— Start Records supplied —

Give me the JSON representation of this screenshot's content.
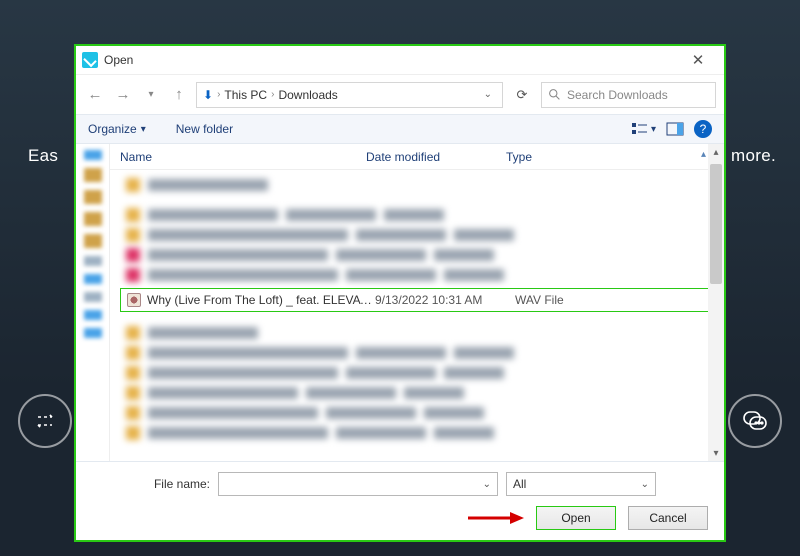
{
  "background": {
    "text_left": "Eas",
    "text_right": "more."
  },
  "titlebar": {
    "title": "Open"
  },
  "nav": {
    "crumbs": {
      "root": "This PC",
      "folder": "Downloads"
    },
    "search_placeholder": "Search Downloads"
  },
  "toolbar": {
    "organize": "Organize",
    "new_folder": "New folder"
  },
  "columns": {
    "name": "Name",
    "date": "Date modified",
    "type": "Type"
  },
  "selected": {
    "name": "Why (Live From The Loft) _ feat. ELEVATI…",
    "date": "9/13/2022 10:31 AM",
    "type": "WAV File"
  },
  "footer": {
    "filename_label": "File name:",
    "filename_value": "",
    "filter_value": "All",
    "open": "Open",
    "cancel": "Cancel"
  }
}
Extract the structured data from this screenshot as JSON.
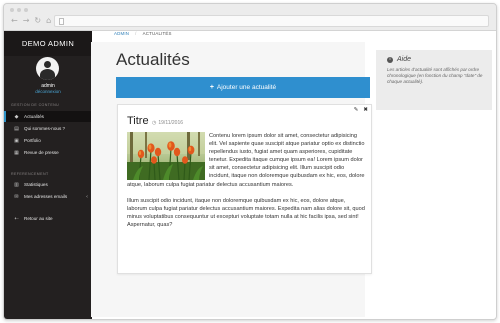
{
  "browser": {
    "nav_icons": [
      "back-arrow-icon",
      "forward-arrow-icon",
      "reload-icon",
      "home-icon"
    ],
    "url": ""
  },
  "sidebar": {
    "brand": "DEMO ADMIN",
    "user": {
      "name": "admin",
      "logout": "déconnexion"
    },
    "sections": [
      {
        "label": "GESTION DE CONTENU",
        "items": [
          {
            "label": "Actualités",
            "icon": "tag-icon",
            "active": true
          },
          {
            "label": "Qui sommes-nous ?",
            "icon": "document-icon",
            "active": false
          },
          {
            "label": "Portfolio",
            "icon": "image-icon",
            "active": false
          },
          {
            "label": "Revue de presse",
            "icon": "newspaper-icon",
            "active": false
          }
        ]
      },
      {
        "label": "REFERENCEMENT",
        "items": [
          {
            "label": "Statistiques",
            "icon": "chart-icon",
            "active": false
          },
          {
            "label": "Mes adresses emails",
            "icon": "email-icon",
            "active": false,
            "chevron": "‹"
          }
        ]
      }
    ],
    "back_to_site": {
      "label": "Retour au site",
      "icon": "arrow-left-icon"
    }
  },
  "breadcrumb": {
    "home": "ADMIN",
    "current": "ACTUALITÉS"
  },
  "page": {
    "title": "Actualités",
    "add_button": "Ajouter une actualité"
  },
  "article": {
    "title": "Titre",
    "date": "19/11/2016",
    "image_alt": "orange tulips photo",
    "paragraphs": [
      "Contenu lorem ipsum dolor sit amet, consectetur adipisicing elit. Vel sapiente quae suscipit atque pariatur optio ex distinctio repellendus iusto, fugiat amet quam asperiores, cupiditate tenetur. Expedita itaque cumque ipsum ea! Lorem ipsum dolor sit amet, consectetur adipisicing elit. Illum suscipit odio incidunt, itaque non doloremque quibusdam ex hic, eos, dolore atque, laborum culpa fugiat pariatur delectus accusantium maiores.",
      "Illum suscipit odio incidunt, itaque non doloremque quibusdam ex hic, eos, dolore atque, laborum culpa fugiat pariatur delectus accusantium maiores. Expedita nam alias dolore sit, quod minus voluptatibus consequuntur ut excepturi voluptate totam nulla at hic facilis ipsa, sed sint! Aspernatur, quas?"
    ]
  },
  "help": {
    "title": "Aide",
    "text": "Les articles d'actualité sont affichés par ordre chronologique (en fonction du champ \"date\" de chaque actualité)."
  },
  "colors": {
    "sidebar_bg": "#232020",
    "accent": "#2f8fcf",
    "active_marker": "#2e93c7",
    "link": "#4aa6d6"
  }
}
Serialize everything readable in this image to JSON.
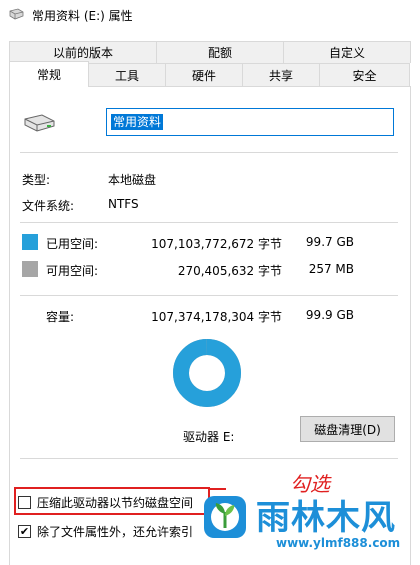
{
  "window": {
    "title": "常用资料 (E:) 属性"
  },
  "tabs": {
    "back_row": [
      "以前的版本",
      "配额",
      "自定义"
    ],
    "front_row": [
      "常规",
      "工具",
      "硬件",
      "共享",
      "安全"
    ]
  },
  "general": {
    "drive_name": "常用资料",
    "type_label": "类型:",
    "type_value": "本地磁盘",
    "fs_label": "文件系统:",
    "fs_value": "NTFS",
    "used_label": "已用空间:",
    "used_bytes": "107,103,772,672 字节",
    "used_size": "99.7 GB",
    "free_label": "可用空间:",
    "free_bytes": "270,405,632 字节",
    "free_size": "257 MB",
    "capacity_label": "容量:",
    "capacity_bytes": "107,374,178,304 字节",
    "capacity_size": "99.9 GB",
    "drive_letter": "驱动器 E:",
    "cleanup_button": "磁盘清理(D)",
    "used_fraction": 0.9975
  },
  "options": {
    "compress_label": "压缩此驱动器以节约磁盘空间",
    "compress_checked": false,
    "index_label": "除了文件属性外，还允许索引",
    "index_checked": true
  },
  "annotation": {
    "note": "勾选"
  },
  "watermark": {
    "brand": "雨林木风",
    "url": "www.ylmf888.com"
  },
  "colors": {
    "used": "#26a0da",
    "free": "#a6a6a6",
    "accent": "#0078d7",
    "highlight": "#e02020",
    "brand": "#1d8fd8"
  }
}
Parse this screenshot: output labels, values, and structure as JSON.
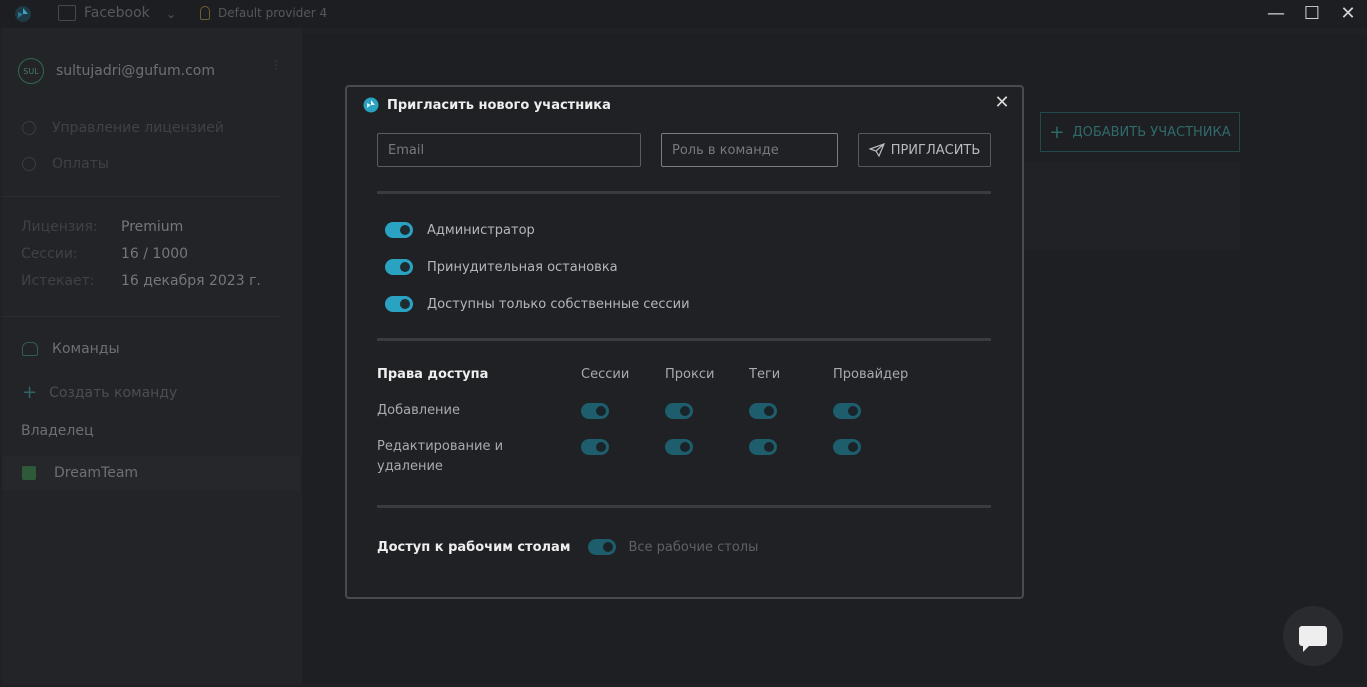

— End Records supplied —

# [Instructions for the task]
Copy out the whole listing exactly, and don't carry over any pictures.

# [Response to this task]
Give me the JSON representation of this screenshot's content.
{
  "background": {
    "text_left": "Eas",
    "text_right": "more."
  },
  "titlebar": {
    "title": "Open"
  },
  "nav": {
    "crumbs": {
      "root": "This PC",
      "folder": "Downloads"
    },
    "search_placeholder": "Search Downloads"
  },
  "toolbar": {
    "organize": "Organize",
    "new_folder": "New folder"
  },
  "columns": {
    "name": "Name",
    "date": "Date modified",
    "type": "Type"
  },
  "selected": {
    "name": "Why (Live From The Loft) _ feat. ELEVATI…",
    "date": "9/13/2022 10:31 AM",
    "type": "WAV File"
  },
  "footer": {
    "filename_label": "File name:",
    "filename_value": "",
    "filter_value": "All",
    "open": "Open",
    "cancel": "Cancel"
  }
}
Extract the structured data from this screenshot as JSON.
{
  "browser": {
    "nav_icons": [
      "back-arrow-icon",
      "forward-arrow-icon",
      "reload-icon",
      "home-icon"
    ],
    "url": ""
  },
  "sidebar": {
    "brand": "DEMO ADMIN",
    "user": {
      "name": "admin",
      "logout": "déconnexion"
    },
    "sections": [
      {
        "label": "GESTION DE CONTENU",
        "items": [
          {
            "label": "Actualités",
            "icon": "tag-icon",
            "active": true
          },
          {
            "label": "Qui sommes-nous ?",
            "icon": "document-icon",
            "active": false
          },
          {
            "label": "Portfolio",
            "icon": "image-icon",
            "active": false
          },
          {
            "label": "Revue de presse",
            "icon": "newspaper-icon",
            "active": false
          }
        ]
      },
      {
        "label": "REFERENCEMENT",
        "items": [
          {
            "label": "Statistiques",
            "icon": "chart-icon",
            "active": false
          },
          {
            "label": "Mes adresses emails",
            "icon": "email-icon",
            "active": false,
            "chevron": "‹"
          }
        ]
      }
    ],
    "back_to_site": {
      "label": "Retour au site",
      "icon": "arrow-left-icon"
    }
  },
  "breadcrumb": {
    "home": "ADMIN",
    "current": "ACTUALITÉS"
  },
  "page": {
    "title": "Actualités",
    "add_button": "Ajouter une actualité"
  },
  "article": {
    "title": "Titre",
    "date": "19/11/2016",
    "image_alt": "orange tulips photo",
    "paragraphs": [
      "Contenu lorem ipsum dolor sit amet, consectetur adipisicing elit. Vel sapiente quae suscipit atque pariatur optio ex distinctio repellendus iusto, fugiat amet quam asperiores, cupiditate tenetur. Expedita itaque cumque ipsum ea! Lorem ipsum dolor sit amet, consectetur adipisicing elit. Illum suscipit odio incidunt, itaque non doloremque quibusdam ex hic, eos, dolore atque, laborum culpa fugiat pariatur delectus accusantium maiores.",
      "Illum suscipit odio incidunt, itaque non doloremque quibusdam ex hic, eos, dolore atque, laborum culpa fugiat pariatur delectus accusantium maiores. Expedita nam alias dolore sit, quod minus voluptatibus consequuntur ut excepturi voluptate totam nulla at hic facilis ipsa, sed sint! Aspernatur, quas?"
    ]
  },
  "help": {
    "title": "Aide",
    "text": "Les articles d'actualité sont affichés par ordre chronologique (en fonction du champ \"date\" de chaque actualité)."
  },
  "colors": {
    "sidebar_bg": "#232020",
    "accent": "#2f8fcf",
    "active_marker": "#2e93c7",
    "link": "#4aa6d6"
  }
}
Serialize everything readable in this image to JSON.
{
  "window": {
    "title": "常用资料 (E:) 属性"
  },
  "tabs": {
    "back_row": [
      "以前的版本",
      "配额",
      "自定义"
    ],
    "front_row": [
      "常规",
      "工具",
      "硬件",
      "共享",
      "安全"
    ]
  },
  "general": {
    "drive_name": "常用资料",
    "type_label": "类型:",
    "type_value": "本地磁盘",
    "fs_label": "文件系统:",
    "fs_value": "NTFS",
    "used_label": "已用空间:",
    "used_bytes": "107,103,772,672 字节",
    "used_size": "99.7 GB",
    "free_label": "可用空间:",
    "free_bytes": "270,405,632 字节",
    "free_size": "257 MB",
    "capacity_label": "容量:",
    "capacity_bytes": "107,374,178,304 字节",
    "capacity_size": "99.9 GB",
    "drive_letter": "驱动器 E:",
    "cleanup_button": "磁盘清理(D)",
    "used_fraction": 0.9975
  },
  "options": {
    "compress_label": "压缩此驱动器以节约磁盘空间",
    "compress_checked": false,
    "index_label": "除了文件属性外，还允许索引",
    "index_checked": true
  },
  "annotation": {
    "note": "勾选"
  },
  "watermark": {
    "brand": "雨林木风",
    "url": "www.ylmf888.com"
  },
  "colors": {
    "used": "#26a0da",
    "free": "#a6a6a6",
    "accent": "#0078d7",
    "highlight": "#e02020",
    "brand": "#1d8fd8"
  }
}
Parse this screenshot: output labels, values, and structure as JSON.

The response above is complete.